→ **What needs to be done**: Pick out the lines below with "Customer" and list them.
-------- Stored records
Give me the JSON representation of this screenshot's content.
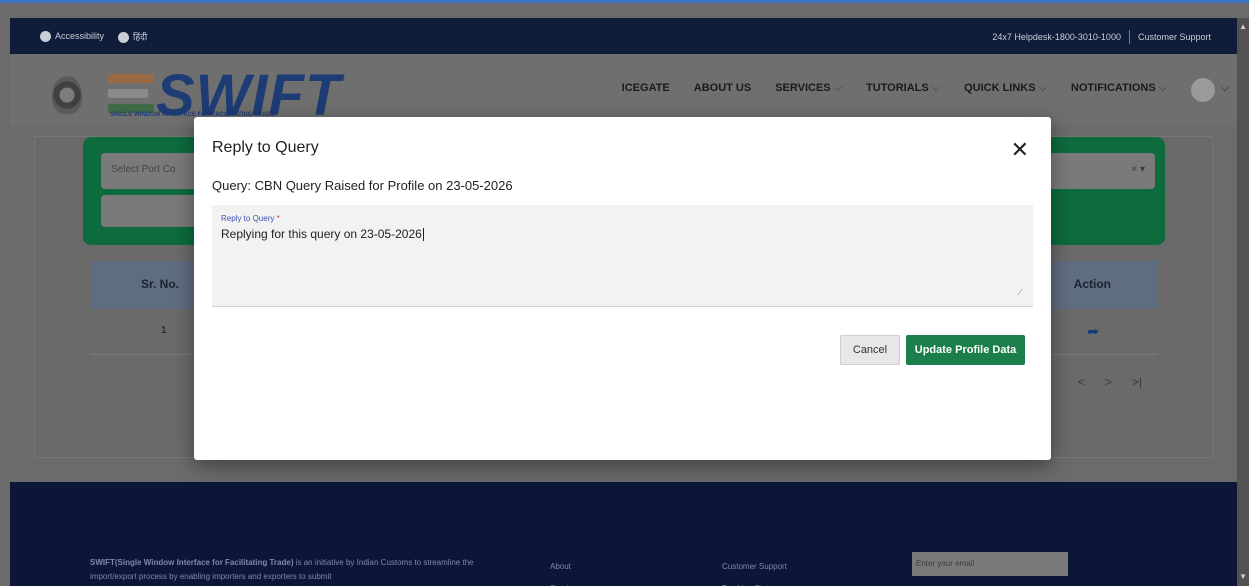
{
  "topbar": {
    "accessibility_label": "Accessibility",
    "language_label": "हिंदी",
    "helpdesk": "24x7 Helpdesk-1800-3010-1000",
    "support": "Customer Support"
  },
  "header": {
    "logo_text": "SWIFT",
    "logo_subtitle": "SINGLE WINDOW INTERFACE FOR FACILITATING TRADE",
    "nav": [
      {
        "label": "ICEGATE",
        "dropdown": false
      },
      {
        "label": "ABOUT US",
        "dropdown": false
      },
      {
        "label": "SERVICES",
        "dropdown": true
      },
      {
        "label": "TUTORIALS",
        "dropdown": true
      },
      {
        "label": "QUICK LINKS",
        "dropdown": true
      },
      {
        "label": "NOTIFICATIONS",
        "dropdown": true
      }
    ]
  },
  "filters": {
    "port_placeholder": "Select Port Co",
    "clear_symbol": "× ▾"
  },
  "table": {
    "headers": {
      "sr": "Sr. No.",
      "action": "Action"
    },
    "rows": [
      {
        "sr": "1"
      }
    ]
  },
  "pager": [
    "<",
    ">",
    ">|"
  ],
  "modal": {
    "title": "Reply to Query",
    "close": "✕",
    "query_prefix": "Query:",
    "query_text": "CBN Query Raised for Profile on 23-05-2026",
    "field_label": "Reply to Query",
    "field_required": "*",
    "field_value": "Replying for this query on 23-05-2026",
    "cancel_label": "Cancel",
    "update_label": "Update Profile Data"
  },
  "footer": {
    "about_bold": "SWIFT(Single Window Interface for Facilitating Trade)",
    "about_rest": " is an initiative by Indian Customs to streamline the import/export process by enabling importers and exporters to submit",
    "col2": [
      "About",
      "Service"
    ],
    "col3": [
      "Customer Support",
      "Tracking Status"
    ],
    "email_placeholder": "Enter your email"
  },
  "colors": {
    "topbar": "#101d3a",
    "primary_green": "#1a7f4a",
    "footer": "#0c1638",
    "label_blue": "#3f51b5"
  }
}
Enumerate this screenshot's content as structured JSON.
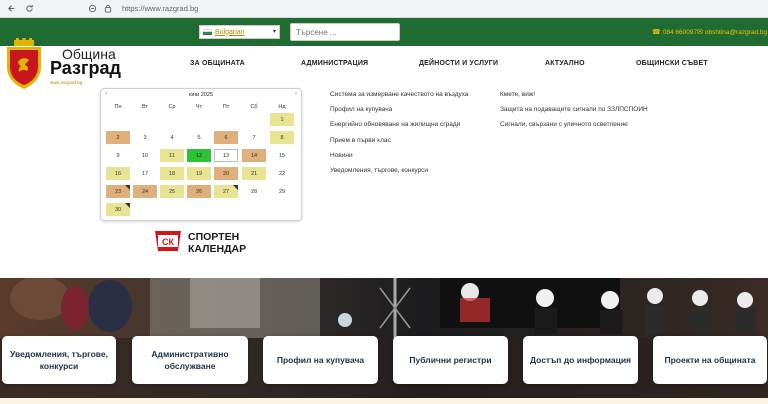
{
  "browser": {
    "url": "https://www.razgrad.bg"
  },
  "topbar": {
    "language": "Bulgarian",
    "search_placeholder": "Търсене ...",
    "phone": "084 660097",
    "email": "obshtina@razgrad.bg"
  },
  "logo": {
    "title1": "Община",
    "title2": "Разград",
    "subtitle": "www.razgrad.bg"
  },
  "nav": {
    "items": [
      {
        "label": "ЗА ОБЩИНАТА"
      },
      {
        "label": "АДМИНИСТРАЦИЯ"
      },
      {
        "label": "ДЕЙНОСТИ И УСЛУГИ"
      },
      {
        "label": "АКТУАЛНО"
      },
      {
        "label": "ОБЩИНСКИ СЪВЕТ"
      }
    ]
  },
  "calendar": {
    "title": "юни 2025",
    "prev": "‹",
    "next": "›",
    "weekdays": [
      "Пн",
      "Вт",
      "Ср",
      "Чт",
      "Пт",
      "Сб",
      "Нд"
    ],
    "days": [
      {
        "n": "",
        "t": ""
      },
      {
        "n": "",
        "t": ""
      },
      {
        "n": "",
        "t": ""
      },
      {
        "n": "",
        "t": ""
      },
      {
        "n": "",
        "t": ""
      },
      {
        "n": "",
        "t": ""
      },
      {
        "n": "1",
        "t": "yellow"
      },
      {
        "n": "2",
        "t": "orange"
      },
      {
        "n": "3",
        "t": ""
      },
      {
        "n": "4",
        "t": ""
      },
      {
        "n": "5",
        "t": ""
      },
      {
        "n": "6",
        "t": "orange"
      },
      {
        "n": "7",
        "t": ""
      },
      {
        "n": "8",
        "t": "yellow"
      },
      {
        "n": "9",
        "t": ""
      },
      {
        "n": "10",
        "t": ""
      },
      {
        "n": "11",
        "t": "yellow"
      },
      {
        "n": "12",
        "t": "green"
      },
      {
        "n": "13",
        "t": "today"
      },
      {
        "n": "14",
        "t": "orange"
      },
      {
        "n": "15",
        "t": ""
      },
      {
        "n": "16",
        "t": "yellow"
      },
      {
        "n": "17",
        "t": ""
      },
      {
        "n": "18",
        "t": "yellow"
      },
      {
        "n": "19",
        "t": "yellow"
      },
      {
        "n": "20",
        "t": "orange"
      },
      {
        "n": "21",
        "t": "yellow"
      },
      {
        "n": "22",
        "t": ""
      },
      {
        "n": "23",
        "t": "orange",
        "m": true
      },
      {
        "n": "24",
        "t": "orange"
      },
      {
        "n": "25",
        "t": "yellow"
      },
      {
        "n": "26",
        "t": "orange"
      },
      {
        "n": "27",
        "t": "yellow",
        "m": true
      },
      {
        "n": "28",
        "t": ""
      },
      {
        "n": "29",
        "t": ""
      },
      {
        "n": "30",
        "t": "yellow",
        "m": true
      }
    ]
  },
  "sport": {
    "badge": "СК",
    "line1": "СПОРТЕН",
    "line2": "КАЛЕНДАР"
  },
  "links": {
    "col1": [
      "Система за измерване качеството на въздуха",
      "Профил на купувача",
      "Енергийно обновяване на жилищни сгради",
      "Прием в първи клас",
      "Новини",
      "Уведомления, търгове, конкурси"
    ],
    "col2": [
      "Кмете, виж!",
      "Защита на подаващите сигнали по ЗЗЛПСПОИН",
      "Сигнали, свързани с уличното осветление"
    ]
  },
  "cards": [
    {
      "label": "Уведомления, търгове, конкурси"
    },
    {
      "label": "Административно обслужване"
    },
    {
      "label": "Профил на купувача"
    },
    {
      "label": "Публични регистри"
    },
    {
      "label": "Достъп до информация"
    },
    {
      "label": "Проекти на общината"
    }
  ],
  "colors": {
    "topbar_green": "#1f6b32",
    "accent_yellow": "#f2c200",
    "event_yellow": "#e8e494",
    "event_orange": "#e0b07c",
    "event_green": "#2ec235",
    "card_text": "#1f3147"
  }
}
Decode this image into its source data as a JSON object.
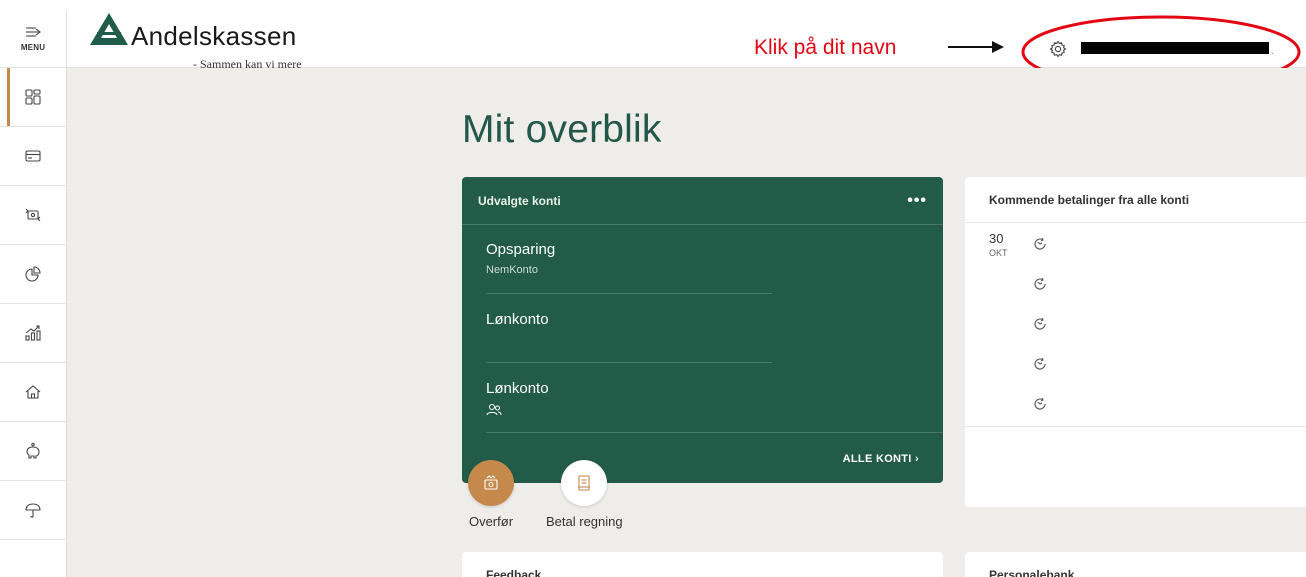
{
  "sidebar": {
    "menu_label": "MENU",
    "items": [
      {
        "name": "sidebar-item-overview",
        "icon": "grid-icon"
      },
      {
        "name": "sidebar-item-cards",
        "icon": "card-icon"
      },
      {
        "name": "sidebar-item-transfers",
        "icon": "transfer-icon"
      },
      {
        "name": "sidebar-item-budget",
        "icon": "pie-chart-icon"
      },
      {
        "name": "sidebar-item-investments",
        "icon": "chart-icon"
      },
      {
        "name": "sidebar-item-home",
        "icon": "house-icon"
      },
      {
        "name": "sidebar-item-savings",
        "icon": "piggy-bank-icon"
      },
      {
        "name": "sidebar-item-insurance",
        "icon": "umbrella-icon"
      }
    ]
  },
  "header": {
    "logo_name": "Andelskassen",
    "logo_tagline": "- Sammen kan vi mere",
    "annotation": "Klik på dit navn"
  },
  "main": {
    "title": "Mit overblik",
    "accounts_card": {
      "title": "Udvalgte konti",
      "menu_label": "•••",
      "accounts": [
        {
          "name": "Opsparing",
          "sub": "NemKonto"
        },
        {
          "name": "Lønkonto",
          "sub": ""
        },
        {
          "name": "Lønkonto",
          "sub": ""
        }
      ],
      "all_accounts_label": "ALLE KONTI ›"
    },
    "actions": [
      {
        "label": "Overfør"
      },
      {
        "label": "Betal regning"
      }
    ],
    "payments_card": {
      "title": "Kommende betalinger fra alle konti",
      "date_day": "30",
      "date_month": "OKT"
    },
    "bottom_cards": [
      {
        "title": "Feedback"
      },
      {
        "title": "Personalebank"
      }
    ]
  },
  "colors": {
    "brand_green": "#225c48",
    "accent_orange": "#c4894b",
    "annotation_red": "#e30613",
    "background": "#eeedea"
  }
}
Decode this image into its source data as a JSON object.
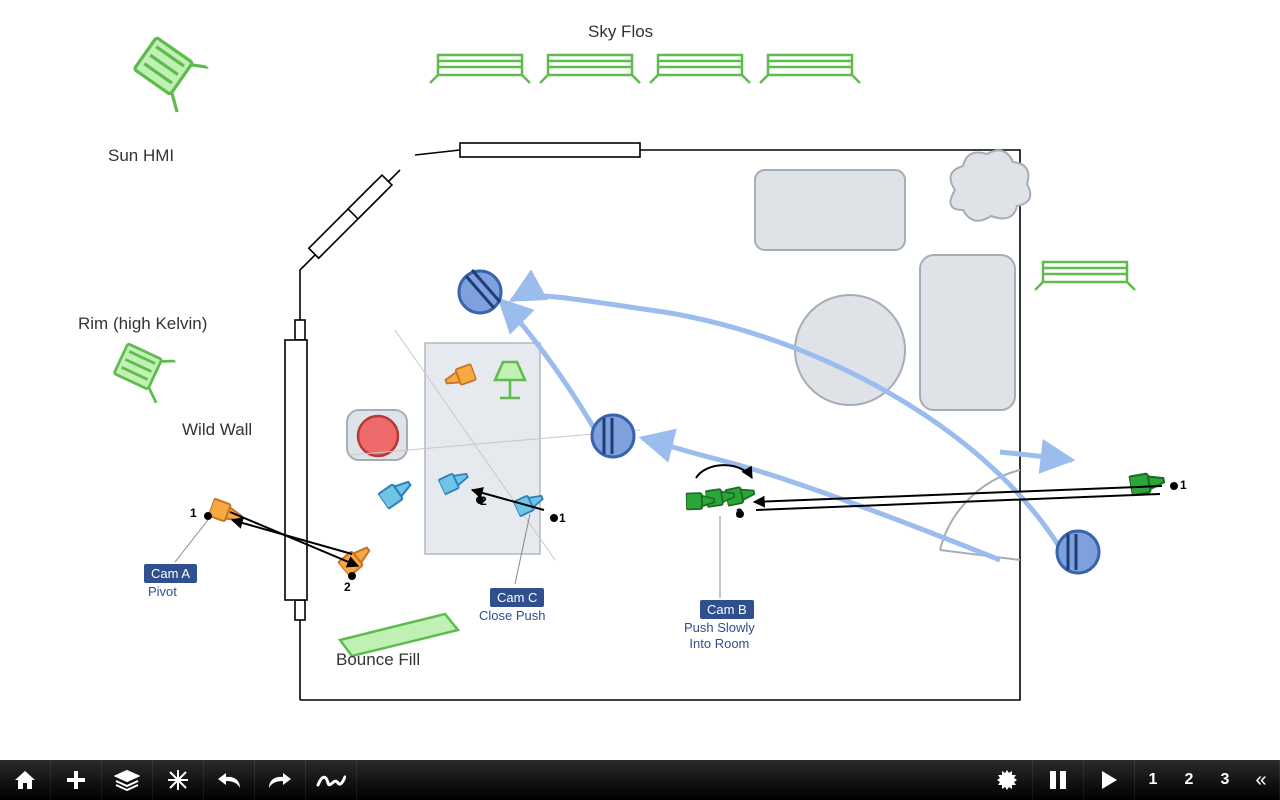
{
  "labels": {
    "sky_flos": "Sky Flos",
    "sun_hmi": "Sun HMI",
    "rim": "Rim (high Kelvin)",
    "wild_wall": "Wild Wall",
    "bounce_fill": "Bounce Fill"
  },
  "cameras": {
    "a": {
      "chip": "Cam A",
      "sub": "Pivot"
    },
    "b": {
      "chip": "Cam B",
      "sub": "Push Slowly\nInto Room"
    },
    "c": {
      "chip": "Cam C",
      "sub": "Close Push"
    }
  },
  "numbers": {
    "one": "1",
    "two": "2",
    "three": "3"
  },
  "colors": {
    "wall": "#000",
    "actor_stroke": "#3a63ad",
    "actor_fill": "#7ea0dc",
    "motion": "#9bbdee",
    "cam_blue_fill": "#6fc5e6",
    "cam_blue_stroke": "#2e7fb5",
    "cam_orange_fill": "#f7a83e",
    "cam_orange_stroke": "#c4732c",
    "cam_green_fill": "#2aa736",
    "cam_green_stroke": "#1a6f24",
    "light_fill": "#c0f0b4",
    "light_stroke": "#5fbb4e",
    "furniture_fill": "#dfe3e8",
    "furniture_stroke": "#a5adb7",
    "red_fill": "#ef6a6a",
    "red_stroke": "#b23a3a"
  },
  "toolbar": {
    "left_icons": [
      "home",
      "plus",
      "layers",
      "snowflake",
      "undo",
      "redo",
      "squiggle"
    ],
    "right_icons": [
      "gear",
      "pause",
      "play"
    ],
    "right_numbers": [
      "1",
      "2",
      "3"
    ],
    "collapse": "«"
  }
}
----------------
→ **Response to the exercise**:
    "support": "Customer Support"
      "Customer Support",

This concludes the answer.